- **Problem to solve**
Below is a listing; write it out exactly and drop any images from it.

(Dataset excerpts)
____

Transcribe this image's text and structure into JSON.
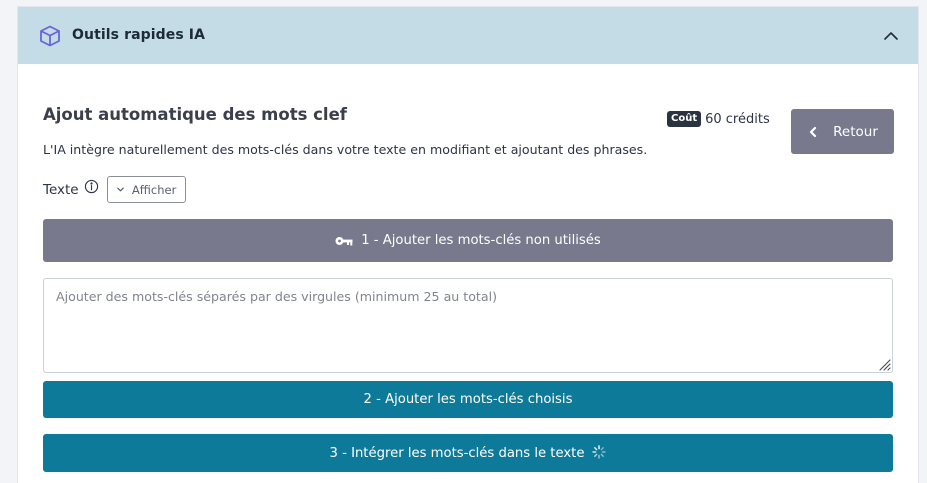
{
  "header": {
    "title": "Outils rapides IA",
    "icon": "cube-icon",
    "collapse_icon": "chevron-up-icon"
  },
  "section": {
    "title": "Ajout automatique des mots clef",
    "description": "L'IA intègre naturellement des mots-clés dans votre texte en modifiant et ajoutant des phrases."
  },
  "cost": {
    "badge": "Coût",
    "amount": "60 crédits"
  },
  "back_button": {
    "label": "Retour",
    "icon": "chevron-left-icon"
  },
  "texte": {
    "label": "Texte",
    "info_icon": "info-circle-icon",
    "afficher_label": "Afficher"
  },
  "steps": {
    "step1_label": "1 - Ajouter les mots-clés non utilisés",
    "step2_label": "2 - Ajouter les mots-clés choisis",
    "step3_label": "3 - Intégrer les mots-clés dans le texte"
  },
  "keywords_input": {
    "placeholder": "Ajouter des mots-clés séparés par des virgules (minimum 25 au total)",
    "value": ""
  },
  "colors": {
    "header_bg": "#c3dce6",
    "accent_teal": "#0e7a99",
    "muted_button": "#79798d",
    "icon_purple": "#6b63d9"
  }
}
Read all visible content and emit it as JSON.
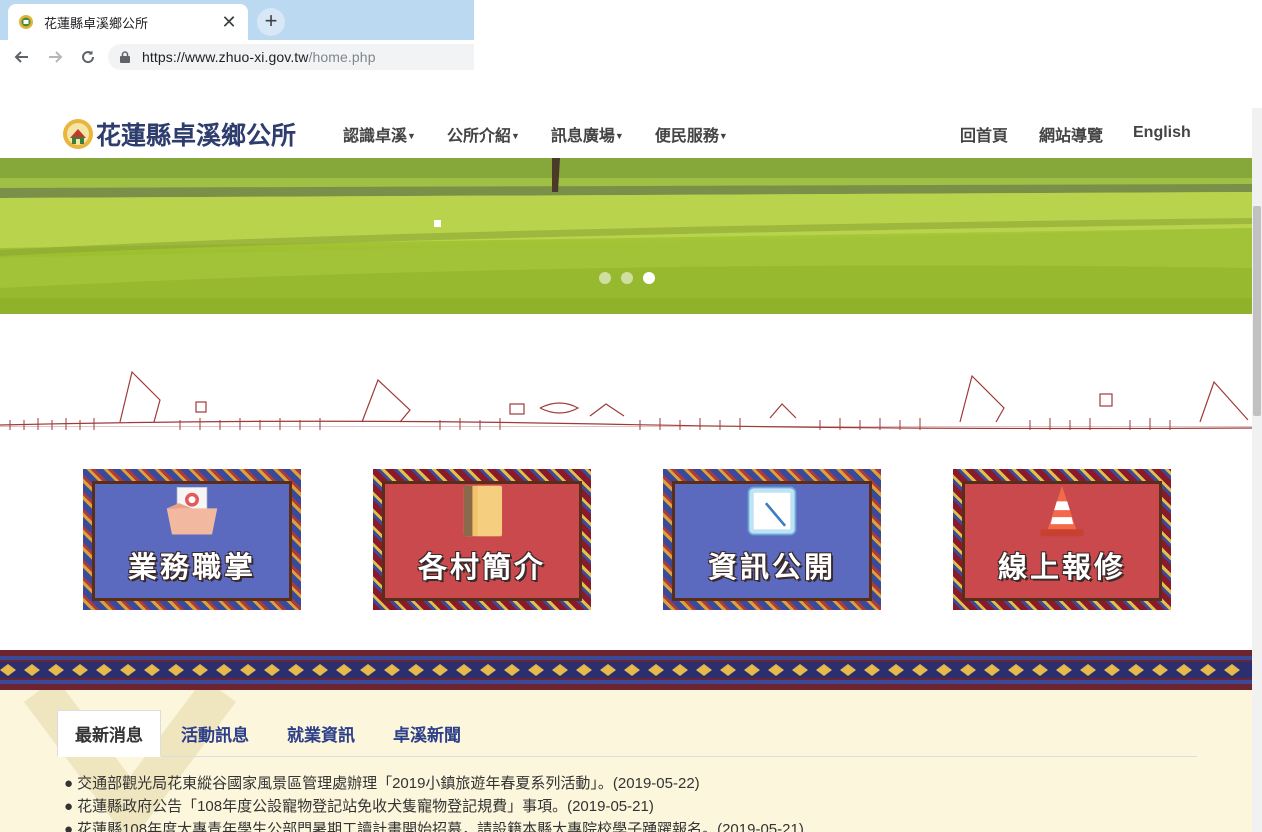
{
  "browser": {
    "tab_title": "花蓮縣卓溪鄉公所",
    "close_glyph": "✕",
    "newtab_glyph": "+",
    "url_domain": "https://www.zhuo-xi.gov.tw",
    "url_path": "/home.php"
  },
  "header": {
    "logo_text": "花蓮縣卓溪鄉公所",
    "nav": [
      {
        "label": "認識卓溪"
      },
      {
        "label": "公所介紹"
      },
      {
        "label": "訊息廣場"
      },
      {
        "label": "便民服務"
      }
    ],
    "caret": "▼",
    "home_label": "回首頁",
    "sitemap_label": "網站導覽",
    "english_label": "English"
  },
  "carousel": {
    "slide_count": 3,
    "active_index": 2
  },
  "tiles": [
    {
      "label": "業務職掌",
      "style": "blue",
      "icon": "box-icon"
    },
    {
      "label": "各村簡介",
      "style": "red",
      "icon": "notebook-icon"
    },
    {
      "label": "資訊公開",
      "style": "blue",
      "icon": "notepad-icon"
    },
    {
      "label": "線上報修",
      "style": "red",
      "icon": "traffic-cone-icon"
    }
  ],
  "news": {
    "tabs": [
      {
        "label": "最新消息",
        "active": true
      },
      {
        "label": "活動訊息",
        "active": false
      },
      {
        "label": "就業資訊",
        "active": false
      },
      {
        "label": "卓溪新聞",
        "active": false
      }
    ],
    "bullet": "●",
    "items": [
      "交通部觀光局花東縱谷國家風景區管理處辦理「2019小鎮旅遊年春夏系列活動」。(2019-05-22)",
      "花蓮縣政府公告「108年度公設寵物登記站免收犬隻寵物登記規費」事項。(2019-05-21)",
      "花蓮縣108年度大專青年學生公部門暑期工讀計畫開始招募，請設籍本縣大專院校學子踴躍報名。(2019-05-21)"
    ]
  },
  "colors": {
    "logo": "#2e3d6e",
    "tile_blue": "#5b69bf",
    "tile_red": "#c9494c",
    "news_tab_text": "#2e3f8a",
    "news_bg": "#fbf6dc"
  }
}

____

- **Full output**
Transcribe this image's text and structure into JSON.
{
  "header": {
    "title": "Outils rapides IA",
    "icon": "cube-icon",
    "collapse_icon": "chevron-up-icon"
  },
  "section": {
    "title": "Ajout automatique des mots clef",
    "description": "L'IA intègre naturellement des mots-clés dans votre texte en modifiant et ajoutant des phrases."
  },
  "cost": {
    "badge": "Coût",
    "amount": "60 crédits"
  },
  "back_button": {
    "label": "Retour",
    "icon": "chevron-left-icon"
  },
  "texte": {
    "label": "Texte",
    "info_icon": "info-circle-icon",
    "afficher_label": "Afficher"
  },
  "steps": {
    "step1_label": "1 - Ajouter les mots-clés non utilisés",
    "step2_label": "2 - Ajouter les mots-clés choisis",
    "step3_label": "3 - Intégrer les mots-clés dans le texte"
  },
  "keywords_input": {
    "placeholder": "Ajouter des mots-clés séparés par des virgules (minimum 25 au total)",
    "value": ""
  },
  "colors": {
    "header_bg": "#c3dce6",
    "accent_teal": "#0e7a99",
    "muted_button": "#79798d",
    "icon_purple": "#6b63d9"
  }
}
Read all visible content and emit it as JSON.
{
  "browser": {
    "tab_title": "花蓮縣卓溪鄉公所",
    "close_glyph": "✕",
    "newtab_glyph": "+",
    "url_domain": "https://www.zhuo-xi.gov.tw",
    "url_path": "/home.php"
  },
  "header": {
    "logo_text": "花蓮縣卓溪鄉公所",
    "nav": [
      {
        "label": "認識卓溪"
      },
      {
        "label": "公所介紹"
      },
      {
        "label": "訊息廣場"
      },
      {
        "label": "便民服務"
      }
    ],
    "caret": "▼",
    "home_label": "回首頁",
    "sitemap_label": "網站導覽",
    "english_label": "English"
  },
  "carousel": {
    "slide_count": 3,
    "active_index": 2
  },
  "tiles": [
    {
      "label": "業務職掌",
      "style": "blue",
      "icon": "box-icon"
    },
    {
      "label": "各村簡介",
      "style": "red",
      "icon": "notebook-icon"
    },
    {
      "label": "資訊公開",
      "style": "blue",
      "icon": "notepad-icon"
    },
    {
      "label": "線上報修",
      "style": "red",
      "icon": "traffic-cone-icon"
    }
  ],
  "news": {
    "tabs": [
      {
        "label": "最新消息",
        "active": true
      },
      {
        "label": "活動訊息",
        "active": false
      },
      {
        "label": "就業資訊",
        "active": false
      },
      {
        "label": "卓溪新聞",
        "active": false
      }
    ],
    "bullet": "●",
    "items": [
      "交通部觀光局花東縱谷國家風景區管理處辦理「2019小鎮旅遊年春夏系列活動」。(2019-05-22)",
      "花蓮縣政府公告「108年度公設寵物登記站免收犬隻寵物登記規費」事項。(2019-05-21)",
      "花蓮縣108年度大專青年學生公部門暑期工讀計畫開始招募，請設籍本縣大專院校學子踴躍報名。(2019-05-21)"
    ]
  },
  "colors": {
    "logo": "#2e3d6e",
    "tile_blue": "#5b69bf",
    "tile_red": "#c9494c",
    "news_tab_text": "#2e3f8a",
    "news_bg": "#fbf6dc"
  }
}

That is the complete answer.